EXERCISE REQUIREMENTS:
In the article on the GOP corporate tax cut below, please say what corporate tax rate the lawmakers negotiating the final bill have considered.

GOP Debates Scaling Back the Corporate Tax Cut

Republicans negotiating a final GOP tax bill are reconsidering proposals to shrink the plan’s corporate tax cut amid ferocious opposition from Senate Republicans as well as outside conservative and business groups. Both separate bills that passed the House and Senate would lower the corporate tax rate from 35 percent to 20 percent. But lawmakers negotiating the final bill have considered raising the corporate rate to 22 percent, raising new revenue that they would use to offset other changes they plan to make in the final package.

U.S. Federal Corporate Tax Rate from 1920 to 2017


source: tradingeconomics.com

On Friday, a conservative advocacy group tied to the Koch brothers criticized Republican officials for considering the diminished corporate tax cut.

“Including a corporate tax rate any higher than 20 percent would be a last-minute deviation from the unified framework, and would weaken the pro-growth aspects of the legislation.”

“Congressional leaders should stick to their vision for a tax code that improves the well-being of all Americans, and hold firm on a 20 percent rate that gives Americans confidence that the days of being average are over,” said Nathan Nascimento, executive vice president of Freedom Partners, in a statement. “Including a corporate tax rate any higher than 20 percent would be a last-minute deviation from the unified framework, and would weaken the pro-growth aspects of the legislation.”

DATASET ROWS:
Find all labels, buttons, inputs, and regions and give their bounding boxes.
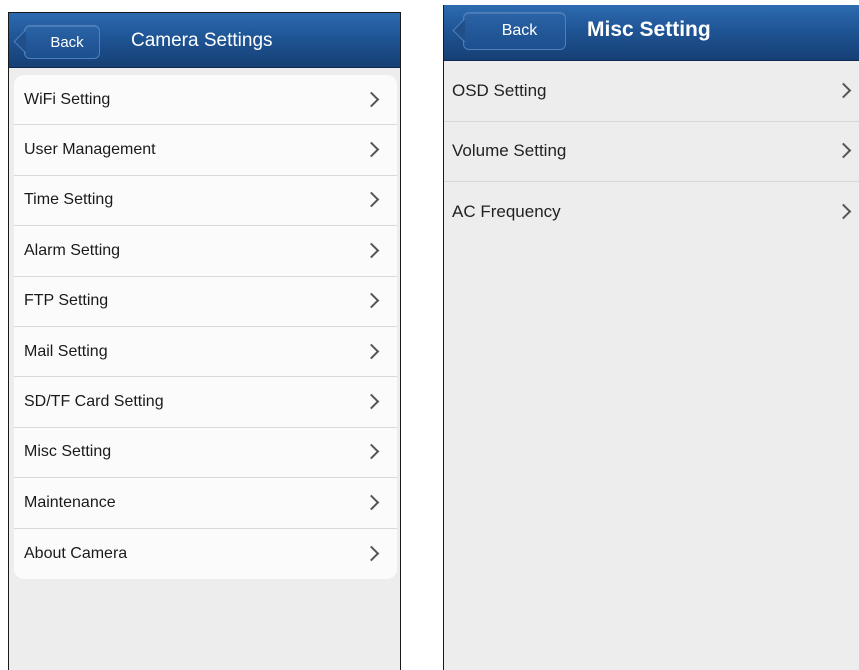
back-button[interactable]: Back [24,25,100,59]
chevron-right-icon [835,142,852,159]
list-item-time-setting[interactable]: Time Setting [14,176,397,227]
list-item-about-camera[interactable]: About Camera [14,529,397,579]
list-item-sd-tf-card-setting[interactable]: SD/TF Card Setting [14,377,397,428]
list-item-label: Volume Setting [452,141,567,161]
chevron-right-icon [363,242,380,259]
chevron-right-icon [363,393,380,410]
list-item-label: Time Setting [24,191,114,209]
list-item-label: Alarm Setting [24,241,121,259]
list-item-label: User Management [24,141,156,159]
list-item-label: OSD Setting [452,80,547,100]
list-item-ac-frequency[interactable]: AC Frequency [444,182,859,243]
list-item-label: About Camera [24,544,128,562]
list-item-label: FTP Setting [24,292,109,310]
list-item-label: Maintenance [24,493,116,511]
chevron-right-icon [363,91,380,107]
chevron-right-icon [835,82,852,99]
chevron-right-icon [363,292,380,309]
list-item-volume-setting[interactable]: Volume Setting [444,122,859,182]
chevron-right-icon [835,203,852,220]
list-item-mail-setting[interactable]: Mail Setting [14,327,397,378]
navigation-bar: Back Misc Setting [444,5,859,61]
list-item-label: AC Frequency [452,202,561,222]
navigation-bar: Back Camera Settings [9,13,400,68]
chevron-right-icon [363,141,380,158]
back-button-label: Back [501,22,538,39]
list-item-label: Mail Setting [24,342,108,360]
list-item-alarm-setting[interactable]: Alarm Setting [14,226,397,277]
list-item-maintenance[interactable]: Maintenance [14,478,397,529]
settings-list: WiFi Setting User Management Time Settin… [14,75,397,579]
list-item-user-management[interactable]: User Management [14,125,397,176]
list-item-wifi-setting[interactable]: WiFi Setting [14,75,397,126]
page-title: Misc Setting [587,18,711,41]
page-title: Camera Settings [131,30,273,51]
back-button-label: Back [50,33,84,51]
misc-settings-list: OSD Setting Volume Setting AC Frequency [444,61,859,243]
list-item-ftp-setting[interactable]: FTP Setting [14,277,397,327]
camera-settings-screen: Back Camera Settings WiFi Setting User M… [8,12,401,670]
list-item-label: WiFi Setting [24,90,111,108]
list-item-osd-setting[interactable]: OSD Setting [444,61,859,122]
chevron-right-icon [363,494,380,511]
list-item-label: Misc Setting [24,443,112,461]
list-item-label: SD/TF Card Setting [24,393,164,411]
chevron-right-icon [363,192,380,208]
chevron-right-icon [363,343,380,359]
chevron-right-icon [363,444,380,460]
back-button[interactable]: Back [463,12,566,50]
chevron-right-icon [363,545,380,561]
misc-setting-screen: Back Misc Setting OSD Setting Volume Set… [443,5,859,670]
list-item-misc-setting[interactable]: Misc Setting [14,428,397,479]
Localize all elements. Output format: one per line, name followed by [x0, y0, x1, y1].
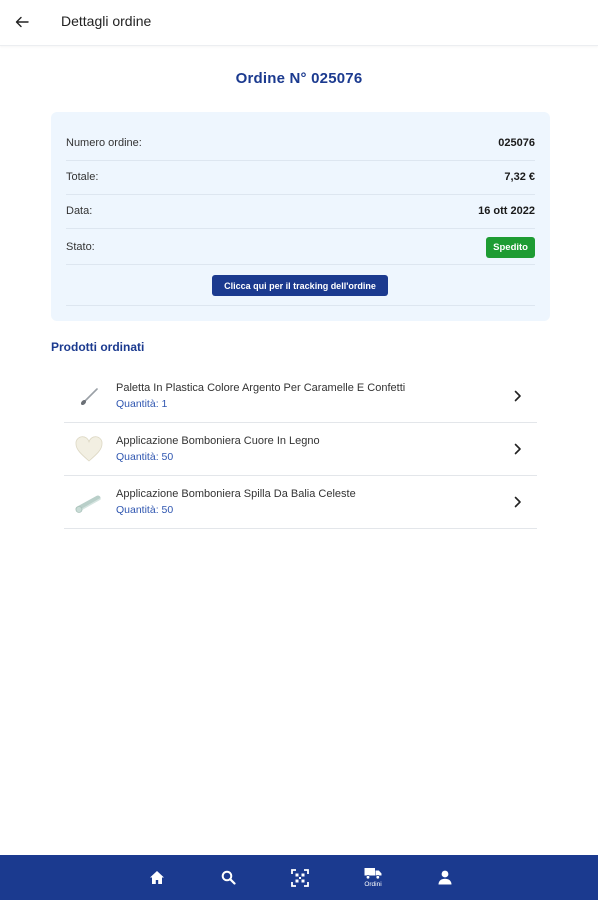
- product-quantity: Quantità: 50: [116, 504, 174, 516]
- safety-pin-icon: [75, 495, 101, 513]
- product-quantity: Quantità: 1: [116, 398, 168, 410]
- status-badge: Spedito: [486, 236, 535, 258]
- product-quantity: Quantità: 50: [116, 451, 174, 463]
- product-name: Paletta In Plastica Colore Argento Per C…: [116, 382, 406, 394]
- product-item[interactable]: Applicazione Bomboniera Spilla Da Balia …: [64, 476, 537, 529]
- nav-scan[interactable]: [280, 855, 320, 900]
- order-number-row: Numero ordine: 025076: [66, 126, 535, 161]
- product-name: Applicazione Bomboniera Spilla Da Balia …: [116, 488, 356, 500]
- product-thumbnail: [73, 433, 105, 465]
- nav-orders[interactable]: Ordini: [353, 855, 393, 900]
- app-bar: Dettagli ordine: [0, 0, 598, 46]
- arrow-left-icon: [15, 16, 29, 28]
- date-label: Data:: [66, 205, 93, 217]
- total-row: Totale: 7,32 €: [66, 160, 535, 195]
- product-item[interactable]: Paletta In Plastica Colore Argento Per C…: [64, 370, 537, 423]
- nav-orders-label: Ordini: [364, 881, 382, 888]
- order-number-label: Numero ordine:: [66, 137, 142, 149]
- chevron-right-icon: [511, 441, 525, 457]
- status-row: Stato: Spedito: [66, 230, 535, 265]
- order-number-heading: Ordine N° 025076: [235, 70, 363, 87]
- nav-profile[interactable]: [425, 855, 465, 900]
- product-thumbnail: [73, 486, 105, 518]
- chevron-right-icon: [511, 388, 525, 404]
- product-name: Applicazione Bomboniera Cuore In Legno: [116, 435, 320, 447]
- date-row: Data: 16 ott 2022: [66, 194, 535, 229]
- chevron-right-icon: [511, 494, 525, 510]
- order-summary-card: Numero ordine: 025076 Totale: 7,32 € Dat…: [51, 112, 550, 321]
- nav-search[interactable]: [208, 855, 248, 900]
- date-value: 16 ott 2022: [478, 205, 535, 217]
- user-icon: [438, 870, 452, 885]
- search-icon: [221, 870, 236, 885]
- bottom-navigation: Ordini: [0, 855, 598, 900]
- back-button[interactable]: [10, 10, 34, 34]
- scan-icon: [291, 868, 309, 887]
- divider: [66, 305, 535, 306]
- products-section-title: Prodotti ordinati: [51, 340, 145, 354]
- total-value: 7,32 €: [504, 171, 535, 183]
- order-number-value: 025076: [498, 137, 535, 149]
- tracking-button[interactable]: Clicca qui per il tracking dell'ordine: [212, 275, 388, 296]
- page-title: Dettagli ordine: [61, 13, 152, 29]
- spoon-icon: [80, 388, 98, 406]
- heart-icon: [75, 436, 103, 462]
- home-icon: [150, 871, 164, 884]
- product-thumbnail: [73, 380, 105, 412]
- product-item[interactable]: Applicazione Bomboniera Cuore In Legno Q…: [64, 423, 537, 476]
- truck-icon: [364, 868, 382, 880]
- nav-home[interactable]: [137, 855, 177, 900]
- status-label: Stato:: [66, 241, 95, 253]
- total-label: Totale:: [66, 171, 99, 183]
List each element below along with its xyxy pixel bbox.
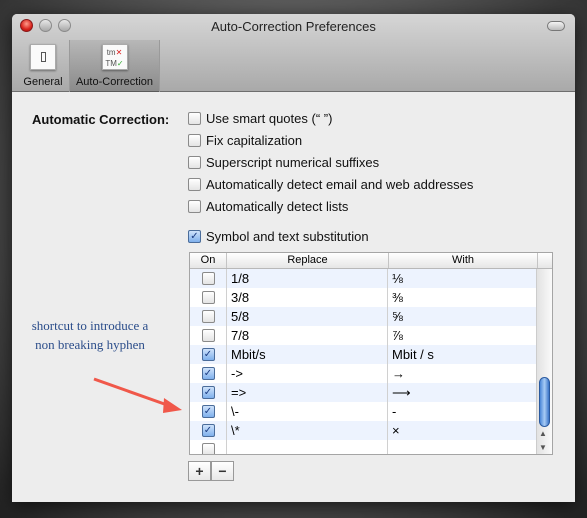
annotation-arrow — [93, 377, 182, 413]
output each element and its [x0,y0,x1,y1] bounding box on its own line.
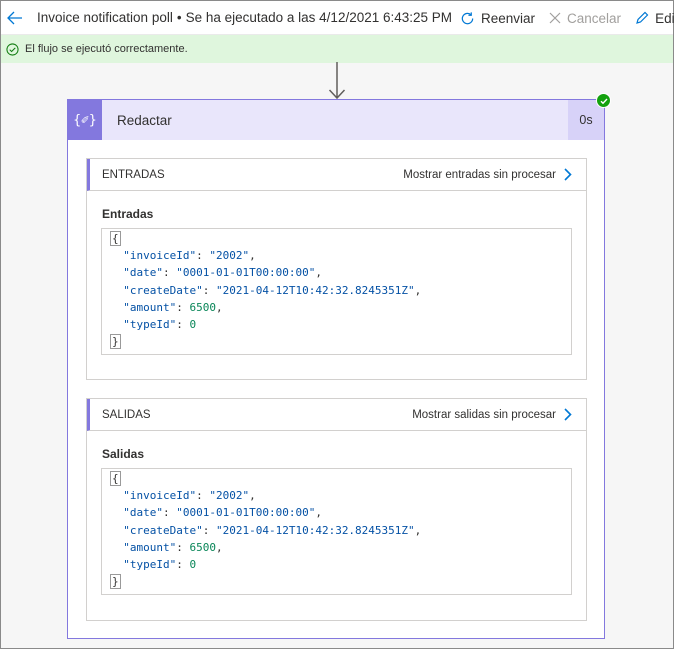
json-colon: : [163,266,177,280]
inputs-header-label: ENTRADAS [102,168,165,181]
outputs-header-label: SALIDAS [102,408,151,421]
run-status-text: Se ha ejecutado a las 4/12/2021 6:43:25 … [185,10,453,25]
json-close-brace: } [110,574,121,590]
show-raw-inputs-label: Mostrar entradas sin procesar [403,168,556,181]
success-check-icon [596,93,611,108]
json-key: "amount" [123,300,177,314]
refresh-icon [461,11,474,24]
json-line: "amount": 6500, [110,299,571,316]
json-open-brace: { [110,231,121,246]
json-value: "2002" [209,489,250,503]
json-colon: : [163,506,177,520]
json-line: "date": "0001-01-01T00:00:00", [110,504,571,521]
title-separator: • [176,10,182,25]
json-comma: , [215,300,223,314]
chevron-right-icon [564,408,572,421]
json-line: "typeId": 0 [110,316,571,333]
back-arrow-icon[interactable] [7,9,25,27]
json-key: "createDate" [123,523,203,537]
cancel-label: Cancelar [567,10,622,26]
json-value: "2002" [209,249,250,263]
json-value: 0 [189,318,197,332]
json-comma: , [414,523,422,537]
inputs-label: Entradas [102,207,154,221]
success-message: El flujo se ejecutó correctamente. [25,43,188,55]
json-comma: , [249,489,256,503]
json-open-brace: { [110,471,121,486]
pencil-icon [636,11,649,24]
json-line: "createDate": "2021-04-12T10:42:32.82453… [110,282,571,299]
json-colon: : [176,318,190,332]
compose-action-card: {✐} Redactar 0s ENTRADAS Mostrar entrada… [67,93,611,639]
json-line: "createDate": "2021-04-12T10:42:32.82453… [110,522,571,539]
json-line: "invoiceId": "2002", [110,247,571,264]
json-key: "date" [123,266,163,280]
json-colon: : [176,540,190,554]
json-colon: : [202,283,216,297]
action-buttons: Reenviar Cancelar Edita [460,1,674,35]
outputs-section-header: SALIDAS Mostrar salidas sin procesar [87,399,586,431]
json-key: "invoiceId" [123,249,197,263]
json-comma: , [315,506,322,520]
flow-name: Invoice notification poll [37,10,173,25]
json-colon: : [176,300,190,314]
compose-icon: {✐} [68,100,102,140]
json-line: "amount": 6500, [110,539,571,556]
json-close-line: } [110,333,571,350]
json-value: "0001-01-01T00:00:00" [176,506,316,520]
command-bar: Invoice notification poll • Se ha ejecutad… [1,1,674,35]
success-banner: El flujo se ejecutó correctamente. [1,35,673,63]
inputs-section: ENTRADAS Mostrar entradas sin procesar E… [86,158,587,380]
json-open-line: { [110,470,571,487]
show-raw-outputs-link[interactable]: Mostrar salidas sin procesar [412,408,572,421]
resubmit-label: Reenviar [481,10,536,26]
outputs-section: SALIDAS Mostrar salidas sin procesar Sal… [86,398,587,621]
json-value: 6500 [189,300,216,314]
json-line: "typeId": 0 [110,556,571,573]
json-colon: : [196,249,210,263]
json-line: "date": "0001-01-01T00:00:00", [110,264,571,281]
edit-label: Edita [655,10,674,26]
json-value: "2021-04-12T10:42:32.8245351Z" [215,283,415,297]
json-key: "createDate" [123,283,203,297]
json-comma: , [414,283,422,297]
json-open-line: { [110,230,571,247]
json-comma: , [315,266,322,280]
flow-connector-arrow-icon [328,62,346,100]
json-key: "typeId" [123,318,177,332]
json-value: 6500 [189,540,216,554]
cancel-button[interactable]: Cancelar [549,11,621,26]
json-key: "date" [123,506,163,520]
resubmit-button[interactable]: Reenviar [460,11,535,26]
json-value: 0 [189,558,197,572]
inputs-section-header: ENTRADAS Mostrar entradas sin procesar [87,159,586,191]
json-close-line: } [110,573,571,590]
json-line: "invoiceId": "2002", [110,487,571,504]
json-colon: : [202,523,216,537]
json-value: "0001-01-01T00:00:00" [176,266,316,280]
json-key: "amount" [123,540,177,554]
outputs-json-viewer[interactable]: { "invoiceId": "2002", "date": "0001-01-… [101,468,572,595]
json-comma: , [249,249,256,263]
show-raw-inputs-link[interactable]: Mostrar entradas sin procesar [403,168,572,181]
show-raw-outputs-label: Mostrar salidas sin procesar [412,408,556,421]
flow-title: Invoice notification poll • Se ha ejecutad… [37,10,452,25]
json-comma: , [215,540,223,554]
json-key: "invoiceId" [123,489,197,503]
json-close-brace: } [110,334,121,350]
edit-button[interactable]: Edita [635,11,674,26]
json-key: "typeId" [123,558,177,572]
json-value: "2021-04-12T10:42:32.8245351Z" [215,523,415,537]
json-colon: : [196,489,210,503]
outputs-label: Salidas [102,447,145,461]
json-colon: : [176,558,190,572]
chevron-right-icon [564,168,572,181]
check-circle-icon [6,42,19,56]
inputs-json-viewer[interactable]: { "invoiceId": "2002", "date": "0001-01-… [101,228,572,355]
card-header[interactable]: {✐} Redactar 0s [68,100,604,140]
close-icon [549,12,561,24]
card-title: Redactar [117,112,172,128]
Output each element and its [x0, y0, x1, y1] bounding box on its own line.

CORRECT RESPONSE:
22 percent